**Instructions for the task**
Reproduce each line exactly.

**Exercise materials**
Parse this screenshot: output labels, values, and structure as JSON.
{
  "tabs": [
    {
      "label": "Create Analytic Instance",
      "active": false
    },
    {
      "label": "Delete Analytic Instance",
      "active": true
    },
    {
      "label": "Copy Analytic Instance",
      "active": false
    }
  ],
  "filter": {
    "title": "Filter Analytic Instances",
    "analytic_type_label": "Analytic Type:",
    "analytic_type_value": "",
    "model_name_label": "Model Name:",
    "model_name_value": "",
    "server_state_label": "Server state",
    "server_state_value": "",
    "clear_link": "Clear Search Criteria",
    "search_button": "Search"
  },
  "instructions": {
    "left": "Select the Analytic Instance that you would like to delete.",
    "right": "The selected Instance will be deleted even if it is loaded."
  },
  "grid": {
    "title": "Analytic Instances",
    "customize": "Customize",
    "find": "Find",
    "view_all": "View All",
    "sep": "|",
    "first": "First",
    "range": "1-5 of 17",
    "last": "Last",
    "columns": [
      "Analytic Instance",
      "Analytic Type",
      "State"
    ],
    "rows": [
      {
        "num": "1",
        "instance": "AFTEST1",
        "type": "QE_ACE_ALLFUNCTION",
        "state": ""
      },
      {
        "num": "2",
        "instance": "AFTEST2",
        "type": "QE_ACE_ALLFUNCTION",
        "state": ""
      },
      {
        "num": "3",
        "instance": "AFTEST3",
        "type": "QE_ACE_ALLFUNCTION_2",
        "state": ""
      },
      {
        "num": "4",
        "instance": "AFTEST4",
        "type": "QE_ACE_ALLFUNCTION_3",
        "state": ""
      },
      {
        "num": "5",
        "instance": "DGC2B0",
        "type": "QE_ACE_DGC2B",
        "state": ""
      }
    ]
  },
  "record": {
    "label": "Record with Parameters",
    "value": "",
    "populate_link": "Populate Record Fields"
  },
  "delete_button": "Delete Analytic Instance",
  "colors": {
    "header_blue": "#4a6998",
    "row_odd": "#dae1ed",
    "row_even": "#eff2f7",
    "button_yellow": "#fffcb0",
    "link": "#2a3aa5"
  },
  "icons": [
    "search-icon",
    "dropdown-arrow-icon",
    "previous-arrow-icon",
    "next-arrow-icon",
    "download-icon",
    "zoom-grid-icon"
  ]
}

**Answer to the task**
Parse this screenshot: output labels, values, and structure as JSON.
{
  "tabs": [
    {
      "label": "Create Analytic Instance",
      "active": false
    },
    {
      "label": "Delete Analytic Instance",
      "active": true
    },
    {
      "label": "Copy Analytic Instance",
      "active": false
    }
  ],
  "filter": {
    "title": "Filter Analytic Instances",
    "analytic_type_label": "Analytic Type:",
    "analytic_type_value": "",
    "model_name_label": "Model Name:",
    "model_name_value": "",
    "server_state_label": "Server state",
    "server_state_value": "",
    "clear_link": "Clear Search Criteria",
    "search_button": "Search"
  },
  "instructions": {
    "left": "Select the Analytic Instance that you would like to delete.",
    "right": "The selected Instance will be deleted even if it is loaded."
  },
  "grid": {
    "title": "Analytic Instances",
    "customize": "Customize",
    "find": "Find",
    "view_all": "View All",
    "sep": "|",
    "first": "First",
    "range": "1-5 of 17",
    "last": "Last",
    "columns": [
      "Analytic Instance",
      "Analytic Type",
      "State"
    ],
    "rows": [
      {
        "num": "1",
        "instance": "AFTEST1",
        "type": "QE_ACE_ALLFUNCTION",
        "state": ""
      },
      {
        "num": "2",
        "instance": "AFTEST2",
        "type": "QE_ACE_ALLFUNCTION",
        "state": ""
      },
      {
        "num": "3",
        "instance": "AFTEST3",
        "type": "QE_ACE_ALLFUNCTION_2",
        "state": ""
      },
      {
        "num": "4",
        "instance": "AFTEST4",
        "type": "QE_ACE_ALLFUNCTION_3",
        "state": ""
      },
      {
        "num": "5",
        "instance": "DGC2B0",
        "type": "QE_ACE_DGC2B",
        "state": ""
      }
    ]
  },
  "record": {
    "label": "Record with Parameters",
    "value": "",
    "populate_link": "Populate Record Fields"
  },
  "delete_button": "Delete Analytic Instance",
  "colors": {
    "header_blue": "#4a6998",
    "row_odd": "#dae1ed",
    "row_even": "#eff2f7",
    "button_yellow": "#fffcb0",
    "link": "#2a3aa5"
  },
  "icons": [
    "search-icon",
    "dropdown-arrow-icon",
    "previous-arrow-icon",
    "next-arrow-icon",
    "download-icon",
    "zoom-grid-icon"
  ]
}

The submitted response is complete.